- [Written problem]: Read the lines that follow and pick out every one containing the word "scheme".
========
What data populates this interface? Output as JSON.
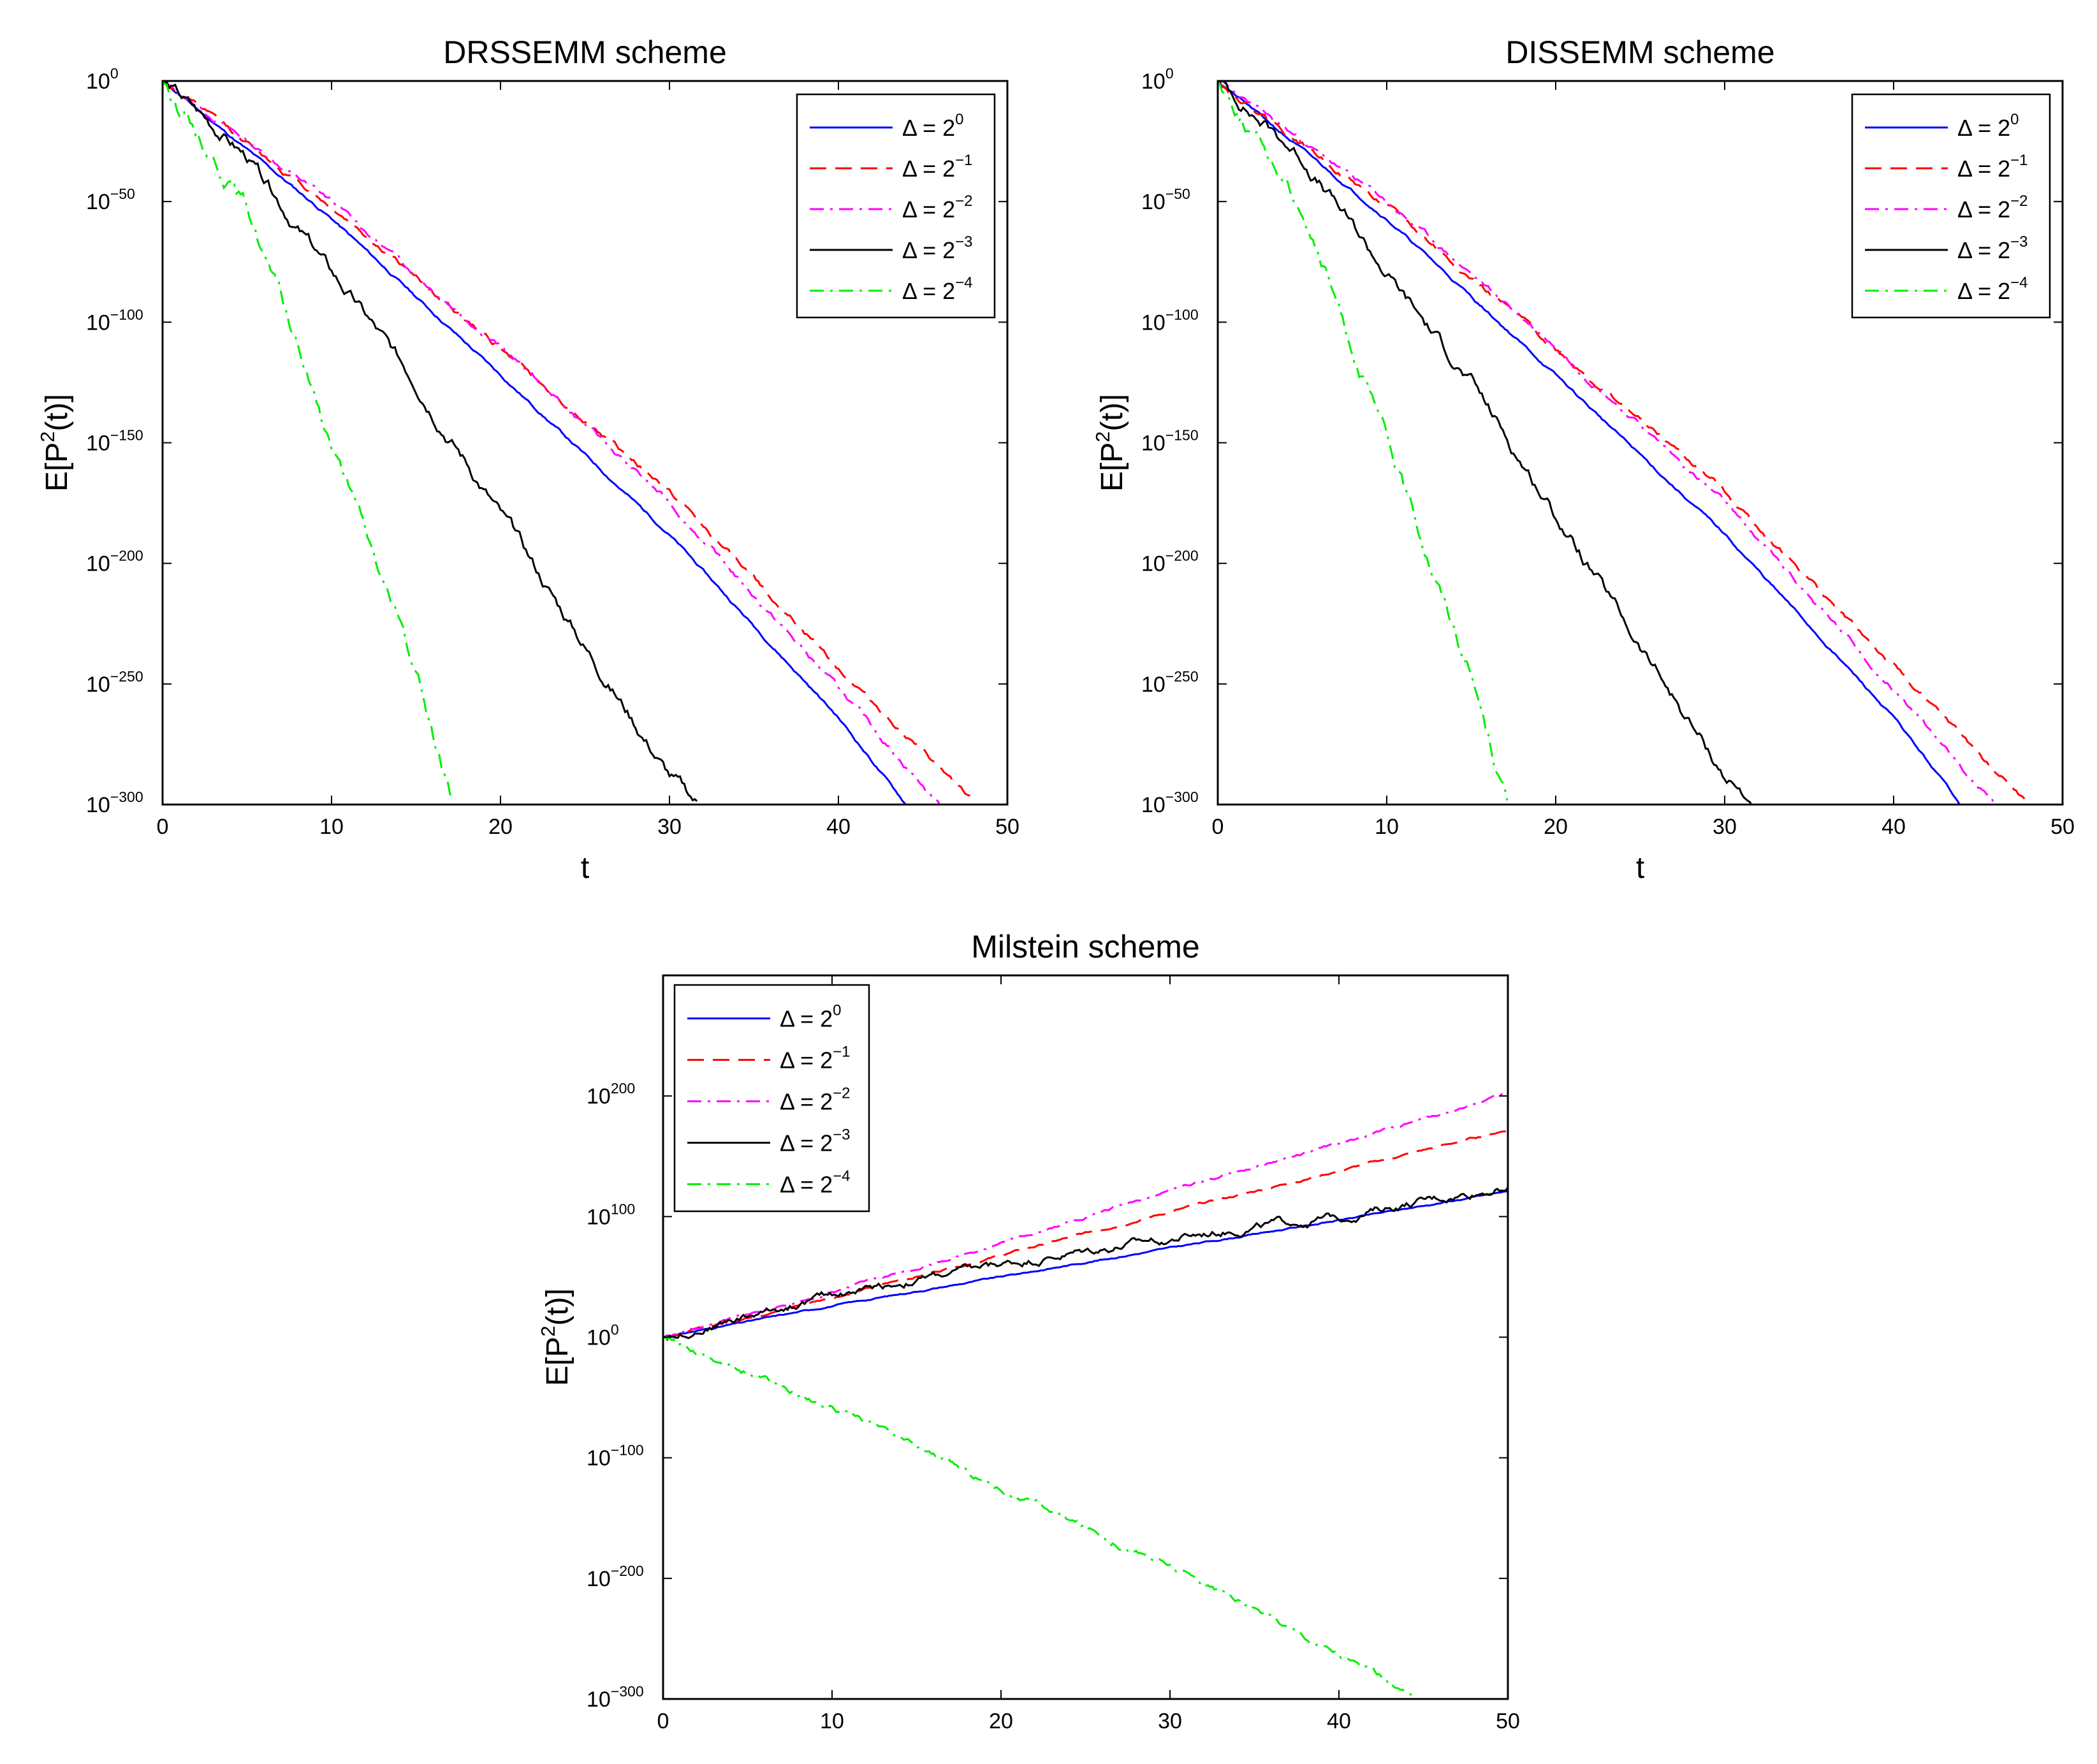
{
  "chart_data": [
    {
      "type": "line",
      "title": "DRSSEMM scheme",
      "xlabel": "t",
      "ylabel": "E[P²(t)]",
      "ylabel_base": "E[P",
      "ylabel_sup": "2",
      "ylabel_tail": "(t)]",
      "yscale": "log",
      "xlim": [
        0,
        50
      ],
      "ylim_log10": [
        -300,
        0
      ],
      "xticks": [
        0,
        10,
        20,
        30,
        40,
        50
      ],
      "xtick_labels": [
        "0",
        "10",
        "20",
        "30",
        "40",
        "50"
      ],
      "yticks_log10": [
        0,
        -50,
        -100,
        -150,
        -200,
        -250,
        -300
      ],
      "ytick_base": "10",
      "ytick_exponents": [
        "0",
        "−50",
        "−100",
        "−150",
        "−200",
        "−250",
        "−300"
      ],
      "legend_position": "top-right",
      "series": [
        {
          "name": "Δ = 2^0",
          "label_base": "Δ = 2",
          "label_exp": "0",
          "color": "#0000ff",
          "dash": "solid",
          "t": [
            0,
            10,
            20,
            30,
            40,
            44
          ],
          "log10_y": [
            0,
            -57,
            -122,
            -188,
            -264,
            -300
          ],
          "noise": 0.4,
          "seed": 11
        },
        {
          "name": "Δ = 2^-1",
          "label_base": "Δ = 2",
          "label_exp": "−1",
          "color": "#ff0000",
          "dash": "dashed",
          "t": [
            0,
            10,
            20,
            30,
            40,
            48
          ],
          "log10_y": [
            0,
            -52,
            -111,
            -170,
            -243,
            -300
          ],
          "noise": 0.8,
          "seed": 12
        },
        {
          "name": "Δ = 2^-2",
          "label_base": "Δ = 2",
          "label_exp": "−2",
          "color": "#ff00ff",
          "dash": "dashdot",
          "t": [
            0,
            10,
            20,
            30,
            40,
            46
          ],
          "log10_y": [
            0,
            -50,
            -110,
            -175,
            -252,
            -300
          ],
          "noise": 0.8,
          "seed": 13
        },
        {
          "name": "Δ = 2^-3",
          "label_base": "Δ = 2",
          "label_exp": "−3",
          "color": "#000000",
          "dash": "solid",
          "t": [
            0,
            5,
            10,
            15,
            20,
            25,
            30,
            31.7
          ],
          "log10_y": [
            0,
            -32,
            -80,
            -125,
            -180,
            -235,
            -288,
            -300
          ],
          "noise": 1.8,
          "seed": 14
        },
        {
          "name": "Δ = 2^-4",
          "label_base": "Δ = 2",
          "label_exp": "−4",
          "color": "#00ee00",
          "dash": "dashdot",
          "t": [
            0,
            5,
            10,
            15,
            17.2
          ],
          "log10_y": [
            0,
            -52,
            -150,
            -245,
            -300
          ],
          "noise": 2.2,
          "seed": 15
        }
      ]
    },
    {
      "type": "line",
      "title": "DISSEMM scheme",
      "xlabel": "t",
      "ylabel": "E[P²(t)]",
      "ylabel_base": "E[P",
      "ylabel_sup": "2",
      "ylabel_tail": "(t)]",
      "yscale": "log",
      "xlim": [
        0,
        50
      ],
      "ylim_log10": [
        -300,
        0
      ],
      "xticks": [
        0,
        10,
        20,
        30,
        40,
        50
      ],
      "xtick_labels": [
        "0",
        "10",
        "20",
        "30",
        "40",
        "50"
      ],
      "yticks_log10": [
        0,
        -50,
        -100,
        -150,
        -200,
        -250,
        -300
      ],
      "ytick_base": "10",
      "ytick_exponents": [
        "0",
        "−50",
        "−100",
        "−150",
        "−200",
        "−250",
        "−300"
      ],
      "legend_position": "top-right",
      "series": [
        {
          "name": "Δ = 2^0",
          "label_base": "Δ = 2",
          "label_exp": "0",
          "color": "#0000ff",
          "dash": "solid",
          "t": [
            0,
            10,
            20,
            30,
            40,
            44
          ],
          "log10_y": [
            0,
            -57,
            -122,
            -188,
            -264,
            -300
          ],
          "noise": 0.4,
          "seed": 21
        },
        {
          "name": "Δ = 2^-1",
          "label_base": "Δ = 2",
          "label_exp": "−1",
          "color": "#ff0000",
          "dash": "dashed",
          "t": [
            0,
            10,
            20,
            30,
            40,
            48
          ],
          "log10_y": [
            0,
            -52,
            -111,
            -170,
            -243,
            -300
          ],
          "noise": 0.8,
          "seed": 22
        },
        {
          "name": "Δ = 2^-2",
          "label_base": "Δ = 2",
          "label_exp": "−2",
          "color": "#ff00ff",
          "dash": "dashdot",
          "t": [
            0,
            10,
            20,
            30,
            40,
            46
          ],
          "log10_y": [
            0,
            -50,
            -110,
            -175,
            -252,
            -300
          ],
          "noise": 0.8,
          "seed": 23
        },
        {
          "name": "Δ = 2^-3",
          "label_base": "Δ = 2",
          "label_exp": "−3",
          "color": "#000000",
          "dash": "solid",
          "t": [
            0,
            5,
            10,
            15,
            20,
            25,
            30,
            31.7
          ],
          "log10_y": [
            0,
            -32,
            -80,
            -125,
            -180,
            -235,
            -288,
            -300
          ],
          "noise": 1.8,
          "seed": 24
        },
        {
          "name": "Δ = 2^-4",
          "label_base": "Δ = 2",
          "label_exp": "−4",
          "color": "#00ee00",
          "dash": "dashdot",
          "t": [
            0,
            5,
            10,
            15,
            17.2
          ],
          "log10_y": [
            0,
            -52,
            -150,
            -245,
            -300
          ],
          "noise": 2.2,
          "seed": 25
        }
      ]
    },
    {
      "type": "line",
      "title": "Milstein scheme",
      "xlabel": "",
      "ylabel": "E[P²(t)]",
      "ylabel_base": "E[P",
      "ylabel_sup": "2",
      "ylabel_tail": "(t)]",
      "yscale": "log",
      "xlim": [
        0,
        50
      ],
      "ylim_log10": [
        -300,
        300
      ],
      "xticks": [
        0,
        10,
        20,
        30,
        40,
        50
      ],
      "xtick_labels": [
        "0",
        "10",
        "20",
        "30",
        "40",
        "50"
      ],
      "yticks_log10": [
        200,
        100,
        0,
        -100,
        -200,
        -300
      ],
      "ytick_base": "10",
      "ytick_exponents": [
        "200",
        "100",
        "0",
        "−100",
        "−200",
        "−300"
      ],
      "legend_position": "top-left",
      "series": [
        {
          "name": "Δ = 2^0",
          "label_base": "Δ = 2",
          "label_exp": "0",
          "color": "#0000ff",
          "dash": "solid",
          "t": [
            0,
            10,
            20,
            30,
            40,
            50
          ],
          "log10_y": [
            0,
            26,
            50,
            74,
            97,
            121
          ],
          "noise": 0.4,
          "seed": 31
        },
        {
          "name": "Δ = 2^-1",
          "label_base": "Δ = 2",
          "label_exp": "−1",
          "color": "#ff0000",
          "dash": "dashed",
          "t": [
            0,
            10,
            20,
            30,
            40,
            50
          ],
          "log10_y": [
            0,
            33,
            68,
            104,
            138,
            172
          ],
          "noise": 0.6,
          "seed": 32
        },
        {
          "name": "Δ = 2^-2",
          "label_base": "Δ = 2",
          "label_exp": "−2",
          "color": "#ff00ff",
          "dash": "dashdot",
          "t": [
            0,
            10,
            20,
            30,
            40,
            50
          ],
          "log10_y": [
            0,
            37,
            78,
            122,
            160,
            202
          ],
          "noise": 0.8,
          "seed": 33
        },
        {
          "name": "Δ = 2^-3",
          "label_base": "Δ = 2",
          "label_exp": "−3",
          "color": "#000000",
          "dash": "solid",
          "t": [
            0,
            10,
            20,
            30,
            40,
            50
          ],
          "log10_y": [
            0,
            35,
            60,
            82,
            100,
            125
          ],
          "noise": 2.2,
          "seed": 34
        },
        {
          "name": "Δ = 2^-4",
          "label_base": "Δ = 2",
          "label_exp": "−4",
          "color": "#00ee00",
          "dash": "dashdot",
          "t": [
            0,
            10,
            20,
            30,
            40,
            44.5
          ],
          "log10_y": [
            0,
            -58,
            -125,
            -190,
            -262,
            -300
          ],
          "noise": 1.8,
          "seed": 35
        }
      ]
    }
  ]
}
========
- [Final result]:
      "title": "DRSSEMM scheme",
      "title": "DISSEMM scheme",
      "title": "Milstein scheme",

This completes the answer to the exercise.